> _WHAT YOU NEED TO DO_
Below are records. Count every line containing the word "Miele" and give the number alone.

> _DATA SUPPLIED_
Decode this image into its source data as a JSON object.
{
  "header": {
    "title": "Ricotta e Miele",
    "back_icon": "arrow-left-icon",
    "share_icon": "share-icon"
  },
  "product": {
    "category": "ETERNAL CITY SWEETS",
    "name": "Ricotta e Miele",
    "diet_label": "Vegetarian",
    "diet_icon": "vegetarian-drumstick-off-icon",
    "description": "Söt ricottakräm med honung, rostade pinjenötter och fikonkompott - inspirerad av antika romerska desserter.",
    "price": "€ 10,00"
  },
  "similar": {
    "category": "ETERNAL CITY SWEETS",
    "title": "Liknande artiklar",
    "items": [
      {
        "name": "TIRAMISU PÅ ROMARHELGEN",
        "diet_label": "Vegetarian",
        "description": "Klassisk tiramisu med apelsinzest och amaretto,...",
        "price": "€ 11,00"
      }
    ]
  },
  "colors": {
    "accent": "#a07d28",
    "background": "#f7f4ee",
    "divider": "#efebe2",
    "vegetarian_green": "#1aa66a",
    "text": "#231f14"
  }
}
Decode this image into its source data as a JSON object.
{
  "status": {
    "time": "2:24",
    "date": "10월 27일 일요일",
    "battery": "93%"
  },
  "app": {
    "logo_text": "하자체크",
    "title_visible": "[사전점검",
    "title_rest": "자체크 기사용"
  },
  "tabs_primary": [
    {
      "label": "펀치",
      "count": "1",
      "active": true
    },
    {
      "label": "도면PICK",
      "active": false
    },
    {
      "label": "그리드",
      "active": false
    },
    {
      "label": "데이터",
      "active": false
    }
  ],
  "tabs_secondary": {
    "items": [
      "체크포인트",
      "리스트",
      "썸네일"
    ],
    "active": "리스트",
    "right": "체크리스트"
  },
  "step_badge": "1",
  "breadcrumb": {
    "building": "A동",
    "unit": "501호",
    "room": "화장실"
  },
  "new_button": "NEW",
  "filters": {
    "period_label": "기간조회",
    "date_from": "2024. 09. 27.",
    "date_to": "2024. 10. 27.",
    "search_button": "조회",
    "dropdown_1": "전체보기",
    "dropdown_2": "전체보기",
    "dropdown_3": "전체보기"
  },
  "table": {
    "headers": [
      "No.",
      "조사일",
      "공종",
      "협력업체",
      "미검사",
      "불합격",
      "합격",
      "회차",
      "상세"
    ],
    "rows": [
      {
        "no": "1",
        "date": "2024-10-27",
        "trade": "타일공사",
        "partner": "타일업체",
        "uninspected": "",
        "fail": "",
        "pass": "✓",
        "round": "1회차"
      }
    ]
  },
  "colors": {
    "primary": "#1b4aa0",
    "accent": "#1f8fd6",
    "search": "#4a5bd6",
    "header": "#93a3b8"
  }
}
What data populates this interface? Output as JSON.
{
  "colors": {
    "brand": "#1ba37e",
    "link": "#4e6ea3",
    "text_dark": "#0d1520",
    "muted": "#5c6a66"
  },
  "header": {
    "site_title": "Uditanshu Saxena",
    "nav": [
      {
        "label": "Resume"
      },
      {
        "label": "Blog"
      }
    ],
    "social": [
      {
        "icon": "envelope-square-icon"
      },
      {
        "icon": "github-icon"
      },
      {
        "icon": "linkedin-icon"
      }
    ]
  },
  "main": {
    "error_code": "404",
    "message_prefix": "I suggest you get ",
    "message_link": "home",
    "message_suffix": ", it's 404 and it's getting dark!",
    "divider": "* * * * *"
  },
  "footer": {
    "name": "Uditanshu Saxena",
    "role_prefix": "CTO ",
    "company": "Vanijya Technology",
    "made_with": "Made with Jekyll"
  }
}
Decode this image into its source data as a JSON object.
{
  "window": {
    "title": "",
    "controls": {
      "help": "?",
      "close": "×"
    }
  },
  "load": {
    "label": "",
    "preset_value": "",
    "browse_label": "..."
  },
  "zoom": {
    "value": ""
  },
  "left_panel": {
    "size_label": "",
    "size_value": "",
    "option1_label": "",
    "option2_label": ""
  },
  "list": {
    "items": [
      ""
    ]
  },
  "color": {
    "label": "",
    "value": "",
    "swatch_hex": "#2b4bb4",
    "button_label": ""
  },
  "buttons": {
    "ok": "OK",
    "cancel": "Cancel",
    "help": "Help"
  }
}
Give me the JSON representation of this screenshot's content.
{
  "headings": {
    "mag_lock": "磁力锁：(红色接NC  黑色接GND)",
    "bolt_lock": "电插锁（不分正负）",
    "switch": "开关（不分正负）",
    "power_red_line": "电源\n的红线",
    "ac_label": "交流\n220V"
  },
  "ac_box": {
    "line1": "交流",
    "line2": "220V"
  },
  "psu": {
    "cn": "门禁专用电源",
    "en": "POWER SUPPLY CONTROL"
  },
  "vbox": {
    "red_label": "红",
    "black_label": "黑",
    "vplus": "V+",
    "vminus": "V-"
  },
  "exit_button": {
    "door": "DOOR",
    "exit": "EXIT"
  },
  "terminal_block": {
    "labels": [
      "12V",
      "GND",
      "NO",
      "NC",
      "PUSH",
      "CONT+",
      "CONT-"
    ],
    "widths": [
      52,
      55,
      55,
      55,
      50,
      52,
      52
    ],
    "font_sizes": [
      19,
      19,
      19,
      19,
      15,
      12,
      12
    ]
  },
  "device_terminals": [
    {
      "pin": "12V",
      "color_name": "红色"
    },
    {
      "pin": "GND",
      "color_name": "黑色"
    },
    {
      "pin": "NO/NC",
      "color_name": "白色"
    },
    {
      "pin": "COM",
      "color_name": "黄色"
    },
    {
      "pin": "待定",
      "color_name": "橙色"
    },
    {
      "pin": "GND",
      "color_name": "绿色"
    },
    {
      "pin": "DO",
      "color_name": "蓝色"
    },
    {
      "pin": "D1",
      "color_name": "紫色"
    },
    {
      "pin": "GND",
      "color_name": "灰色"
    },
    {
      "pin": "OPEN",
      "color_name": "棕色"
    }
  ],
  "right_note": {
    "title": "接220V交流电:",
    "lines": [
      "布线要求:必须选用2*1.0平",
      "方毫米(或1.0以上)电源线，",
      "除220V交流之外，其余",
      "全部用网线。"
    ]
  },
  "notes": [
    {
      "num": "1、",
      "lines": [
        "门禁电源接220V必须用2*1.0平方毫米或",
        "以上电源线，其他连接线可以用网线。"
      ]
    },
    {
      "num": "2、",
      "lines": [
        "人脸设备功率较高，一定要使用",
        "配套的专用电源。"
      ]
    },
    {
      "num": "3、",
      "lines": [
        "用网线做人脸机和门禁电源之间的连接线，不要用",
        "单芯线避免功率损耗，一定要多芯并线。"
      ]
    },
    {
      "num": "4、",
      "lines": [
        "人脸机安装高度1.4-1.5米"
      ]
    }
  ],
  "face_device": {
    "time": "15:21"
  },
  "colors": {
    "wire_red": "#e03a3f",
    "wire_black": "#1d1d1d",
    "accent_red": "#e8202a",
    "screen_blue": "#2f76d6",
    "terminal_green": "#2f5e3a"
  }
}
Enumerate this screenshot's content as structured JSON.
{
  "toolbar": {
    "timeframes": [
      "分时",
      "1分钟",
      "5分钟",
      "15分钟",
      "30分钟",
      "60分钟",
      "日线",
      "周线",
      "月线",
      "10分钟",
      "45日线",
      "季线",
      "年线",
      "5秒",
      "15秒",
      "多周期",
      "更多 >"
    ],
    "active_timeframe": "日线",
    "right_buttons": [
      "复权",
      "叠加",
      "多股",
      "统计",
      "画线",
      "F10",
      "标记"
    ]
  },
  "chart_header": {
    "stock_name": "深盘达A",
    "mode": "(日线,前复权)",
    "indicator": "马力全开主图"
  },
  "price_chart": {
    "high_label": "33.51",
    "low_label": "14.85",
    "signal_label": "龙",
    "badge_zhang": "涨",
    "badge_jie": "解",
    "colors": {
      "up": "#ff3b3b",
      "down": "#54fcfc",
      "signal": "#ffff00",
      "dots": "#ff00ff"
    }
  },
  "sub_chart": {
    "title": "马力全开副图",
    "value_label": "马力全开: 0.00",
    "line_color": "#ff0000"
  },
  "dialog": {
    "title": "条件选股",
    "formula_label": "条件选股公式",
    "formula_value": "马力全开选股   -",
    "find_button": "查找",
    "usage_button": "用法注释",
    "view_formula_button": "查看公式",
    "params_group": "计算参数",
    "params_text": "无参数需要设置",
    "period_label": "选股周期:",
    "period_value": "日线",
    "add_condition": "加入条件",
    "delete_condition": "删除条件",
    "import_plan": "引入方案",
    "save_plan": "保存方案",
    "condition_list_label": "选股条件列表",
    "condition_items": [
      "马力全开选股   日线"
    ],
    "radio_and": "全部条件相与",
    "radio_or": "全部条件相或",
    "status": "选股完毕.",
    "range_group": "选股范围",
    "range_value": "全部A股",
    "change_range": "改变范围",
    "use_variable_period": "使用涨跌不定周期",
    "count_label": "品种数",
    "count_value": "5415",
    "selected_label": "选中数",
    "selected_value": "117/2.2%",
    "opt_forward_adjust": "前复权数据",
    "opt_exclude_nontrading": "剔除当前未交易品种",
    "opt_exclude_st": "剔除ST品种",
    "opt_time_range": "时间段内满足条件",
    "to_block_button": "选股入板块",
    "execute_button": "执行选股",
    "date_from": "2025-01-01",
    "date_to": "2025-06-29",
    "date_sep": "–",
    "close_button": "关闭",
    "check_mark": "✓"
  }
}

> _OUTPUT BELOW_
2